Problem details =>
Transcribe each record exactly. Include every one.

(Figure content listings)
——————

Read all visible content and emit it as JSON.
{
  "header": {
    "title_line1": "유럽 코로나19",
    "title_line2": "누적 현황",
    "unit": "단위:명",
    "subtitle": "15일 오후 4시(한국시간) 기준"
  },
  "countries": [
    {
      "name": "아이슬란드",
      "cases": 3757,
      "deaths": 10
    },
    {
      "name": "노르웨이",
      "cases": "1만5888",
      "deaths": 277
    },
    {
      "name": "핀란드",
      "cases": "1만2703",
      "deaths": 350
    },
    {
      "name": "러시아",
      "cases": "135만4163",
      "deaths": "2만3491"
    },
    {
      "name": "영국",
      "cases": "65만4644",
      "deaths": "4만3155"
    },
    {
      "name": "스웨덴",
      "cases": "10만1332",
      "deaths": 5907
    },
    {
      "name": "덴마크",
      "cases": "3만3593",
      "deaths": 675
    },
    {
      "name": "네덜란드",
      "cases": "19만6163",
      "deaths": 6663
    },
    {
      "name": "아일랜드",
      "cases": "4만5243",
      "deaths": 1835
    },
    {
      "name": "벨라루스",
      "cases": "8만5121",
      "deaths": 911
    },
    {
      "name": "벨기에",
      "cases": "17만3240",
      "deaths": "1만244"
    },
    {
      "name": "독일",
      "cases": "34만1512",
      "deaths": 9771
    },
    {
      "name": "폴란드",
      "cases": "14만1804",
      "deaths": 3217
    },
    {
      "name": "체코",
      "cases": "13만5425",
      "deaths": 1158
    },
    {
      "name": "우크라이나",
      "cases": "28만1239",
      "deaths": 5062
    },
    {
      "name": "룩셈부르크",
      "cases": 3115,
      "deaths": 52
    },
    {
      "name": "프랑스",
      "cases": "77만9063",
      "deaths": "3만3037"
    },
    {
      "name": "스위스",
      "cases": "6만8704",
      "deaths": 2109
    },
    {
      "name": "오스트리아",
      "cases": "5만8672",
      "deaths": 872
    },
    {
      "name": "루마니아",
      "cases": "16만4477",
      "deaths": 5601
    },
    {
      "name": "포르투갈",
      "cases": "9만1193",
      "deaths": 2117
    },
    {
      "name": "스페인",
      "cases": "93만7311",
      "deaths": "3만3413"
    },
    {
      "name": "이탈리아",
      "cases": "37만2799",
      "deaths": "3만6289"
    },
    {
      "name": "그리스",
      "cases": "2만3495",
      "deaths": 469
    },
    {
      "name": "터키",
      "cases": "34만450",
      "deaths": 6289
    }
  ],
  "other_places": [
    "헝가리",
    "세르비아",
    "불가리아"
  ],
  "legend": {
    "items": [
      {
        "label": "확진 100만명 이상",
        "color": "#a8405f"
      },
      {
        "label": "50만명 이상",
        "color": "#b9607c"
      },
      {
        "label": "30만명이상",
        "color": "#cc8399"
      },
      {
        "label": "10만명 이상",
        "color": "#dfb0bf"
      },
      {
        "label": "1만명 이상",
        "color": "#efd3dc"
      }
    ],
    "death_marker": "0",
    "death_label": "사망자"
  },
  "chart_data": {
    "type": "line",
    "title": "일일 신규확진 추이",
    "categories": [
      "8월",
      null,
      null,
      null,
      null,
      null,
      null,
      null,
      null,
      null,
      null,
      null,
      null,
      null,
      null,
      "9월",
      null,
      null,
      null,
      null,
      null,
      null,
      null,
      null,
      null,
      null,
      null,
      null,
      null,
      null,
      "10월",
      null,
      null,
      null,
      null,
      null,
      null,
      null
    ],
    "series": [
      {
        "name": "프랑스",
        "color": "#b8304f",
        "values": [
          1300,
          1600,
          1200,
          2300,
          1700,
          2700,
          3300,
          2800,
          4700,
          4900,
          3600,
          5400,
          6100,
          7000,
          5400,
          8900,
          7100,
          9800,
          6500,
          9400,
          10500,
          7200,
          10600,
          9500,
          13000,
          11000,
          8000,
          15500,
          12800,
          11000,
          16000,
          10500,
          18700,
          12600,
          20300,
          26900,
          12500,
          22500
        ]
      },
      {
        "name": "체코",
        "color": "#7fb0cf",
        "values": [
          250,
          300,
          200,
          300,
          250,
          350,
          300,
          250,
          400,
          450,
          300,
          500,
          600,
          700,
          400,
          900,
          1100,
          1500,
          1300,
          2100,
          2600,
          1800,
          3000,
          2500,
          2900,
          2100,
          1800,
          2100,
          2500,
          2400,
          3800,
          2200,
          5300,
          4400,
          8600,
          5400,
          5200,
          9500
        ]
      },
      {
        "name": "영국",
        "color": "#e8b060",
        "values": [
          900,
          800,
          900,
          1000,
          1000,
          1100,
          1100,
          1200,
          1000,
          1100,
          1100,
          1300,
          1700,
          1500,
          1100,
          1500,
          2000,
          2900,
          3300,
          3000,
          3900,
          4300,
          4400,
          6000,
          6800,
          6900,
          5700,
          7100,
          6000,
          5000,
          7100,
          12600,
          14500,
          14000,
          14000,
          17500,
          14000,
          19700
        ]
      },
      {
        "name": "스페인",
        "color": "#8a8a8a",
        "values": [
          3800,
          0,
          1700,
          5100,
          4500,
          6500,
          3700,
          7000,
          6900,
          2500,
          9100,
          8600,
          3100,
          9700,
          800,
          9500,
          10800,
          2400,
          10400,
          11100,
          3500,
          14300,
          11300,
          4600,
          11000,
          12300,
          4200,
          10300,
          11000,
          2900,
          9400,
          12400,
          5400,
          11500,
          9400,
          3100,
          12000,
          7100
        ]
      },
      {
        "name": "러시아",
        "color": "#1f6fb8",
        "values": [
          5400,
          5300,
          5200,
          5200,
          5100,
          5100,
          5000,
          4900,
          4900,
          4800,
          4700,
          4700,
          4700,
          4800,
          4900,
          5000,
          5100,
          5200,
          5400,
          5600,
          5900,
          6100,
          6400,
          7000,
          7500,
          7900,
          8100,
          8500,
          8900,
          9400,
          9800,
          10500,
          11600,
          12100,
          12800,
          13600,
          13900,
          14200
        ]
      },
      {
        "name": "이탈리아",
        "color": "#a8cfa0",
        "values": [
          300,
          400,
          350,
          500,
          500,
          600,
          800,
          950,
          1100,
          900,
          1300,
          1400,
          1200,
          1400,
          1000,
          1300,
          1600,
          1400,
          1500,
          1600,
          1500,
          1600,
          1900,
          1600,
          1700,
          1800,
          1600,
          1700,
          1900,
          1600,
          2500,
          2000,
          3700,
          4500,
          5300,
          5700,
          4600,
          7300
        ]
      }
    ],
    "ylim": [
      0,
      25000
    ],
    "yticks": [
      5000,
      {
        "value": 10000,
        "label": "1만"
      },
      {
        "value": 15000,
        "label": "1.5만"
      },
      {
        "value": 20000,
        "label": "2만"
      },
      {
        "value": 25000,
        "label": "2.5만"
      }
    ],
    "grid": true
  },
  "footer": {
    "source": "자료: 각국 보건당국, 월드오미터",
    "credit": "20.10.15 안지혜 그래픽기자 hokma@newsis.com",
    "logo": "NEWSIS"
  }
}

——————

Exercise output =>
Read all visible content and emit it as JSON.
{
  "header": {
    "title_line1": "유럽 코로나19",
    "title_line2": "누적 현황",
    "unit": "단위:명",
    "subtitle": "15일 오후 4시(한국시간) 기준"
  },
  "countries": [
    {
      "name": "아이슬란드",
      "cases": 3757,
      "deaths": 10
    },
    {
      "name": "노르웨이",
      "cases": "1만5888",
      "deaths": 277
    },
    {
      "name": "핀란드",
      "cases": "1만2703",
      "deaths": 350
    },
    {
      "name": "러시아",
      "cases": "135만4163",
      "deaths": "2만3491"
    },
    {
      "name": "영국",
      "cases": "65만4644",
      "deaths": "4만3155"
    },
    {
      "name": "스웨덴",
      "cases": "10만1332",
      "deaths": 5907
    },
    {
      "name": "덴마크",
      "cases": "3만3593",
      "deaths": 675
    },
    {
      "name": "네덜란드",
      "cases": "19만6163",
      "deaths": 6663
    },
    {
      "name": "아일랜드",
      "cases": "4만5243",
      "deaths": 1835
    },
    {
      "name": "벨라루스",
      "cases": "8만5121",
      "deaths": 911
    },
    {
      "name": "벨기에",
      "cases": "17만3240",
      "deaths": "1만244"
    },
    {
      "name": "독일",
      "cases": "34만1512",
      "deaths": 9771
    },
    {
      "name": "폴란드",
      "cases": "14만1804",
      "deaths": 3217
    },
    {
      "name": "체코",
      "cases": "13만5425",
      "deaths": 1158
    },
    {
      "name": "우크라이나",
      "cases": "28만1239",
      "deaths": 5062
    },
    {
      "name": "룩셈부르크",
      "cases": 3115,
      "deaths": 52
    },
    {
      "name": "프랑스",
      "cases": "77만9063",
      "deaths": "3만3037"
    },
    {
      "name": "스위스",
      "cases": "6만8704",
      "deaths": 2109
    },
    {
      "name": "오스트리아",
      "cases": "5만8672",
      "deaths": 872
    },
    {
      "name": "루마니아",
      "cases": "16만4477",
      "deaths": 5601
    },
    {
      "name": "포르투갈",
      "cases": "9만1193",
      "deaths": 2117
    },
    {
      "name": "스페인",
      "cases": "93만7311",
      "deaths": "3만3413"
    },
    {
      "name": "이탈리아",
      "cases": "37만2799",
      "deaths": "3만6289"
    },
    {
      "name": "그리스",
      "cases": "2만3495",
      "deaths": 469
    },
    {
      "name": "터키",
      "cases": "34만450",
      "deaths": 6289
    }
  ],
  "other_places": [
    "헝가리",
    "세르비아",
    "불가리아"
  ],
  "legend": {
    "items": [
      {
        "label": "확진 100만명 이상",
        "color": "#a8405f"
      },
      {
        "label": "50만명 이상",
        "color": "#b9607c"
      },
      {
        "label": "30만명이상",
        "color": "#cc8399"
      },
      {
        "label": "10만명 이상",
        "color": "#dfb0bf"
      },
      {
        "label": "1만명 이상",
        "color": "#efd3dc"
      }
    ],
    "death_marker": "0",
    "death_label": "사망자"
  },
  "chart_data": {
    "type": "line",
    "title": "일일 신규확진 추이",
    "categories": [
      "8월",
      null,
      null,
      null,
      null,
      null,
      null,
      null,
      null,
      null,
      null,
      null,
      null,
      null,
      null,
      "9월",
      null,
      null,
      null,
      null,
      null,
      null,
      null,
      null,
      null,
      null,
      null,
      null,
      null,
      null,
      "10월",
      null,
      null,
      null,
      null,
      null,
      null,
      null
    ],
    "series": [
      {
        "name": "프랑스",
        "color": "#b8304f",
        "values": [
          1300,
          1600,
          1200,
          2300,
          1700,
          2700,
          3300,
          2800,
          4700,
          4900,
          3600,
          5400,
          6100,
          7000,
          5400,
          8900,
          7100,
          9800,
          6500,
          9400,
          10500,
          7200,
          10600,
          9500,
          13000,
          11000,
          8000,
          15500,
          12800,
          11000,
          16000,
          10500,
          18700,
          12600,
          20300,
          26900,
          12500,
          22500
        ]
      },
      {
        "name": "체코",
        "color": "#7fb0cf",
        "values": [
          250,
          300,
          200,
          300,
          250,
          350,
          300,
          250,
          400,
          450,
          300,
          500,
          600,
          700,
          400,
          900,
          1100,
          1500,
          1300,
          2100,
          2600,
          1800,
          3000,
          2500,
          2900,
          2100,
          1800,
          2100,
          2500,
          2400,
          3800,
          2200,
          5300,
          4400,
          8600,
          5400,
          5200,
          9500
        ]
      },
      {
        "name": "영국",
        "color": "#e8b060",
        "values": [
          900,
          800,
          900,
          1000,
          1000,
          1100,
          1100,
          1200,
          1000,
          1100,
          1100,
          1300,
          1700,
          1500,
          1100,
          1500,
          2000,
          2900,
          3300,
          3000,
          3900,
          4300,
          4400,
          6000,
          6800,
          6900,
          5700,
          7100,
          6000,
          5000,
          7100,
          12600,
          14500,
          14000,
          14000,
          17500,
          14000,
          19700
        ]
      },
      {
        "name": "스페인",
        "color": "#8a8a8a",
        "values": [
          3800,
          0,
          1700,
          5100,
          4500,
          6500,
          3700,
          7000,
          6900,
          2500,
          9100,
          8600,
          3100,
          9700,
          800,
          9500,
          10800,
          2400,
          10400,
          11100,
          3500,
          14300,
          11300,
          4600,
          11000,
          12300,
          4200,
          10300,
          11000,
          2900,
          9400,
          12400,
          5400,
          11500,
          9400,
          3100,
          12000,
          7100
        ]
      },
      {
        "name": "러시아",
        "color": "#1f6fb8",
        "values": [
          5400,
          5300,
          5200,
          5200,
          5100,
          5100,
          5000,
          4900,
          4900,
          4800,
          4700,
          4700,
          4700,
          4800,
          4900,
          5000,
          5100,
          5200,
          5400,
          5600,
          5900,
          6100,
          6400,
          7000,
          7500,
          7900,
          8100,
          8500,
          8900,
          9400,
          9800,
          10500,
          11600,
          12100,
          12800,
          13600,
          13900,
          14200
        ]
      },
      {
        "name": "이탈리아",
        "color": "#a8cfa0",
        "values": [
          300,
          400,
          350,
          500,
          500,
          600,
          800,
          950,
          1100,
          900,
          1300,
          1400,
          1200,
          1400,
          1000,
          1300,
          1600,
          1400,
          1500,
          1600,
          1500,
          1600,
          1900,
          1600,
          1700,
          1800,
          1600,
          1700,
          1900,
          1600,
          2500,
          2000,
          3700,
          4500,
          5300,
          5700,
          4600,
          7300
        ]
      }
    ],
    "ylim": [
      0,
      25000
    ],
    "yticks": [
      5000,
      {
        "value": 10000,
        "label": "1만"
      },
      {
        "value": 15000,
        "label": "1.5만"
      },
      {
        "value": 20000,
        "label": "2만"
      },
      {
        "value": 25000,
        "label": "2.5만"
      }
    ],
    "grid": true
  },
  "footer": {
    "source": "자료: 각국 보건당국, 월드오미터",
    "credit": "20.10.15 안지혜 그래픽기자 hokma@newsis.com",
    "logo": "NEWSIS"
  }
}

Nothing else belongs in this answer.